Find each line in the listing below that contains the word "with" and copy those lines in full.
•••••
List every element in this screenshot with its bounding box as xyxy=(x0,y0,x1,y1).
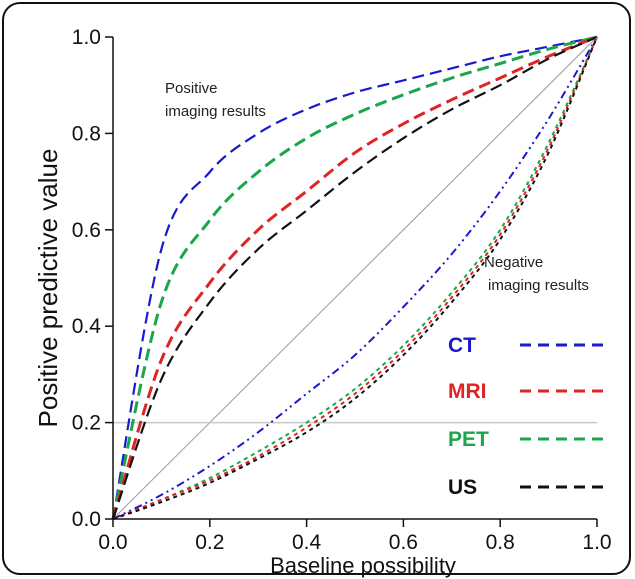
ticks: 0.0 0.2 0.4 0.6 0.8 1.0 0.0 0.2 0.4 0.6 0.8 1.0 xyxy=(72,26,612,554)
x-axis-label: Baseline possibility xyxy=(270,553,456,578)
reference-diagonal-line xyxy=(112,36,598,520)
series-line-pet-negative xyxy=(112,36,598,520)
series-line-ct-positive xyxy=(111,35,598,520)
y-tick-label: 0.8 xyxy=(72,122,101,145)
series-line-us-positive xyxy=(111,35,598,520)
annotation-negative-line-2: imaging results xyxy=(488,277,589,294)
annotation-positive-line-2: imaging results xyxy=(165,103,266,120)
legend-label-mri: MRI xyxy=(448,380,487,403)
series-line-mri-positive xyxy=(111,35,598,520)
reference-lines xyxy=(112,36,598,520)
y-tick-label: 1.0 xyxy=(72,26,101,49)
series-line-pet-positive xyxy=(111,35,598,520)
legend-label-us: US xyxy=(448,476,477,499)
legend-label-pet: PET xyxy=(448,428,489,451)
x-tick-label: 0.4 xyxy=(292,531,322,554)
annotation-negative-line-1: Negative xyxy=(484,254,543,271)
x-tick-label: 0.8 xyxy=(486,531,515,554)
axes xyxy=(112,37,597,520)
series-line-us-negative xyxy=(112,36,598,520)
legend-label-ct: CT xyxy=(448,334,476,357)
y-tick-label: 0.4 xyxy=(72,315,102,338)
y-tick-label: 0.0 xyxy=(72,508,101,531)
x-tick-label: 0.2 xyxy=(195,531,224,554)
y-tick-label: 0.2 xyxy=(72,412,101,435)
series-line-mri-negative xyxy=(112,36,598,520)
y-axis-label: Positive predictive value xyxy=(33,149,63,428)
y-tick-label: 0.6 xyxy=(72,219,101,242)
x-tick-label: 0.6 xyxy=(389,531,418,554)
series-layer xyxy=(111,35,598,520)
legend: CT MRI PET US xyxy=(448,334,606,499)
annotation-positive-line-1: Positive xyxy=(165,80,218,97)
series-line-ct-negative xyxy=(112,36,598,520)
x-tick-label: 1.0 xyxy=(582,531,611,554)
x-tick-label: 0.0 xyxy=(98,531,127,554)
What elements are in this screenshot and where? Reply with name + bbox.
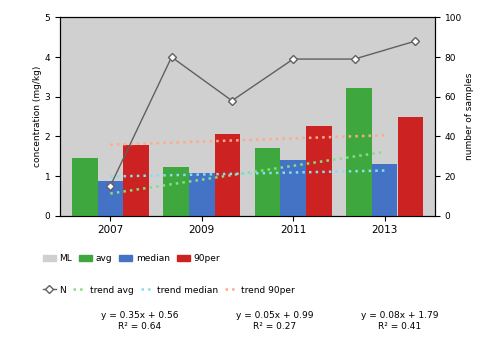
Text: R² = 0.27: R² = 0.27: [254, 322, 296, 331]
Bar: [306, 126, 332, 216]
Text: R² = 0.41: R² = 0.41: [378, 322, 422, 331]
Bar: [164, 167, 189, 216]
Bar: [189, 173, 214, 216]
Text: y = 0.35x + 0.56: y = 0.35x + 0.56: [101, 311, 179, 321]
Bar: [398, 117, 423, 216]
Bar: [60, 17, 435, 216]
Bar: [214, 134, 240, 216]
Text: R² = 0.64: R² = 0.64: [118, 322, 162, 331]
Legend: ML, avg, median, 90per: ML, avg, median, 90per: [40, 251, 224, 267]
Bar: [346, 88, 372, 216]
Text: y = 0.05x + 0.99: y = 0.05x + 0.99: [236, 311, 314, 321]
Bar: [280, 160, 306, 216]
Y-axis label: number of samples: number of samples: [465, 73, 474, 160]
Bar: [72, 158, 98, 216]
Y-axis label: concentration (mg/kg): concentration (mg/kg): [33, 66, 42, 167]
Bar: [372, 164, 398, 216]
Text: y = 0.08x + 1.79: y = 0.08x + 1.79: [361, 311, 439, 321]
Bar: [98, 181, 123, 216]
Legend: N, trend avg, trend median, trend 90per: N, trend avg, trend median, trend 90per: [40, 282, 299, 298]
Bar: [123, 145, 148, 216]
Bar: [255, 148, 280, 216]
•••••
** OUTPUT FOR THIS TASK **
List every element in this screenshot with its bounding box as xyxy=(x0,y0,x1,y1).
What elements are in this screenshot and where? Reply with name + bbox.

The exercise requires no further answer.